What is asked>
Repeat the material exactly, leaving nothing out.
-- START --
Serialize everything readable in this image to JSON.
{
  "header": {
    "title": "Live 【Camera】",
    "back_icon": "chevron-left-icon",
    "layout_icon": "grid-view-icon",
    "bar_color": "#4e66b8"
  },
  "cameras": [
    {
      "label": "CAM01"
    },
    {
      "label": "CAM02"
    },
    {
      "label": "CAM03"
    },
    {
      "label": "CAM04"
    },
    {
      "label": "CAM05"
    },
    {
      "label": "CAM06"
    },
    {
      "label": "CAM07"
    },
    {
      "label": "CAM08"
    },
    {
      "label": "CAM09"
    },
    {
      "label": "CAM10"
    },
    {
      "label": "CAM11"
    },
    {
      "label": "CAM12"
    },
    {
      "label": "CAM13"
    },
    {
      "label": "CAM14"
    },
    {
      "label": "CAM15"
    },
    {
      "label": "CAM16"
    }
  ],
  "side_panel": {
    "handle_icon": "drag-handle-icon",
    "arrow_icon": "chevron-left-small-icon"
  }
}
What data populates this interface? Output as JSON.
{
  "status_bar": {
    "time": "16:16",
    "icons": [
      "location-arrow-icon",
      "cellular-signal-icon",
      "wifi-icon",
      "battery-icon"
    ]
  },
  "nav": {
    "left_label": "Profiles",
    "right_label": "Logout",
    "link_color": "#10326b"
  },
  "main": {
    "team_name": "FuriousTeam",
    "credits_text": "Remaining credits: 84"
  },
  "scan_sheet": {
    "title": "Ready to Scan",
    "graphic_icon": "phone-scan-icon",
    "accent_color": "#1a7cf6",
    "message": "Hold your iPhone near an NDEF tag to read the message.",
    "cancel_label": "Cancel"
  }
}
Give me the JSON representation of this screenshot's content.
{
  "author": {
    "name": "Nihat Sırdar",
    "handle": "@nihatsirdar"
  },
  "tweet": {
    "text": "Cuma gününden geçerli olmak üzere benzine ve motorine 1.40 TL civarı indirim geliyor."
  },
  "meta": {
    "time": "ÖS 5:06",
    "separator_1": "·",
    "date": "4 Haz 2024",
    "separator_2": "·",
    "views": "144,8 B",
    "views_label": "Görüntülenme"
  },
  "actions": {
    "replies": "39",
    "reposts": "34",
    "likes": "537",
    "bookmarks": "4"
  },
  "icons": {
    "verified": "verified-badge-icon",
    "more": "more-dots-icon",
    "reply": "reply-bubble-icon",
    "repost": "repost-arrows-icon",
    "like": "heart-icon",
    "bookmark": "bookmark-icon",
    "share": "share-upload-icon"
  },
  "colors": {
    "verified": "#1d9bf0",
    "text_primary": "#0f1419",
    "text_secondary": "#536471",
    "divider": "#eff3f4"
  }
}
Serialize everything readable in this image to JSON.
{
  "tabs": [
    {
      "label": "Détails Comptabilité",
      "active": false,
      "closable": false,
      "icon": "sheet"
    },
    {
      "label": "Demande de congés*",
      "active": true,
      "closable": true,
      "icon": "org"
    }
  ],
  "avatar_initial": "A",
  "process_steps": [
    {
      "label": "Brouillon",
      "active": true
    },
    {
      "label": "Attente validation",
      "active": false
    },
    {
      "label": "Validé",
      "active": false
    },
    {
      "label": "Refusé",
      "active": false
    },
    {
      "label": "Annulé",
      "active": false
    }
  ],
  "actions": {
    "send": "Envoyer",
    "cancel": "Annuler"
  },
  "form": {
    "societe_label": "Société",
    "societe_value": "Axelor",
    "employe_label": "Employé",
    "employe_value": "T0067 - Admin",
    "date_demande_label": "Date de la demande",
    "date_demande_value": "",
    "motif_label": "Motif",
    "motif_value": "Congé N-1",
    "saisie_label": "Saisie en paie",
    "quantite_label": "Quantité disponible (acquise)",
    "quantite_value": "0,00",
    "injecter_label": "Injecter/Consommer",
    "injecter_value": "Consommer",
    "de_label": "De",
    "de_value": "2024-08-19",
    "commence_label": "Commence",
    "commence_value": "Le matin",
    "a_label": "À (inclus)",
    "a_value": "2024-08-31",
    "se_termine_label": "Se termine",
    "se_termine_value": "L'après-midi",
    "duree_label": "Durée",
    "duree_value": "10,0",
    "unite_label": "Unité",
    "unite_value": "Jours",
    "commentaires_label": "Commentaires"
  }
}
-- END --
Full output>
Serialize everything readable in this image to JSON.
{
  "header": {
    "title": "Live 【Camera】",
    "back_icon": "chevron-left-icon",
    "layout_icon": "grid-view-icon",
    "bar_color": "#4e66b8"
  },
  "cameras": [
    {
      "label": "CAM01"
    },
    {
      "label": "CAM02"
    },
    {
      "label": "CAM03"
    },
    {
      "label": "CAM04"
    },
    {
      "label": "CAM05"
    },
    {
      "label": "CAM06"
    },
    {
      "label": "CAM07"
    },
    {
      "label": "CAM08"
    },
    {
      "label": "CAM09"
    },
    {
      "label": "CAM10"
    },
    {
      "label": "CAM11"
    },
    {
      "label": "CAM12"
    },
    {
      "label": "CAM13"
    },
    {
      "label": "CAM14"
    },
    {
      "label": "CAM15"
    },
    {
      "label": "CAM16"
    }
  ],
  "side_panel": {
    "handle_icon": "drag-handle-icon",
    "arrow_icon": "chevron-left-small-icon"
  }
}
What data populates this interface? Output as JSON.
{
  "status_bar": {
    "time": "16:16",
    "icons": [
      "location-arrow-icon",
      "cellular-signal-icon",
      "wifi-icon",
      "battery-icon"
    ]
  },
  "nav": {
    "left_label": "Profiles",
    "right_label": "Logout",
    "link_color": "#10326b"
  },
  "main": {
    "team_name": "FuriousTeam",
    "credits_text": "Remaining credits: 84"
  },
  "scan_sheet": {
    "title": "Ready to Scan",
    "graphic_icon": "phone-scan-icon",
    "accent_color": "#1a7cf6",
    "message": "Hold your iPhone near an NDEF tag to read the message.",
    "cancel_label": "Cancel"
  }
}
Give me the JSON representation of this screenshot's content.
{
  "author": {
    "name": "Nihat Sırdar",
    "handle": "@nihatsirdar"
  },
  "tweet": {
    "text": "Cuma gününden geçerli olmak üzere benzine ve motorine 1.40 TL civarı indirim geliyor."
  },
  "meta": {
    "time": "ÖS 5:06",
    "separator_1": "·",
    "date": "4 Haz 2024",
    "separator_2": "·",
    "views": "144,8 B",
    "views_label": "Görüntülenme"
  },
  "actions": {
    "replies": "39",
    "reposts": "34",
    "likes": "537",
    "bookmarks": "4"
  },
  "icons": {
    "verified": "verified-badge-icon",
    "more": "more-dots-icon",
    "reply": "reply-bubble-icon",
    "repost": "repost-arrows-icon",
    "like": "heart-icon",
    "bookmark": "bookmark-icon",
    "share": "share-upload-icon"
  },
  "colors": {
    "verified": "#1d9bf0",
    "text_primary": "#0f1419",
    "text_secondary": "#536471",
    "divider": "#eff3f4"
  }
}
Serialize everything readable in this image to JSON.
{
  "tabs": [
    {
      "label": "Détails Comptabilité",
      "active": false,
      "closable": false,
      "icon": "sheet"
    },
    {
      "label": "Demande de congés*",
      "active": true,
      "closable": true,
      "icon": "org"
    }
  ],
  "avatar_initial": "A",
  "process_steps": [
    {
      "label": "Brouillon",
      "active": true
    },
    {
      "label": "Attente validation",
      "active": false
    },
    {
      "label": "Validé",
      "active": false
    },
    {
      "label": "Refusé",
      "active": false
    },
    {
      "label": "Annulé",
      "active": false
    }
  ],
  "actions": {
    "send": "Envoyer",
    "cancel": "Annuler"
  },
  "form": {
    "societe_label": "Société",
    "societe_value": "Axelor",
    "employe_label": "Employé",
    "employe_value": "T0067 - Admin",
    "date_demande_label": "Date de la demande",
    "date_demande_value": "",
    "motif_label": "Motif",
    "motif_value": "Congé N-1",
    "saisie_label": "Saisie en paie",
    "quantite_label": "Quantité disponible (acquise)",
    "quantite_value": "0,00",
    "injecter_label": "Injecter/Consommer",
    "injecter_value": "Consommer",
    "de_label": "De",
    "de_value": "2024-08-19",
    "commence_label": "Commence",
    "commence_value": "Le matin",
    "a_label": "À (inclus)",
    "a_value": "2024-08-31",
    "se_termine_label": "Se termine",
    "se_termine_value": "L'après-midi",
    "duree_label": "Durée",
    "duree_value": "10,0",
    "unite_label": "Unité",
    "unite_value": "Jours",
    "commentaires_label": "Commentaires"
  }
}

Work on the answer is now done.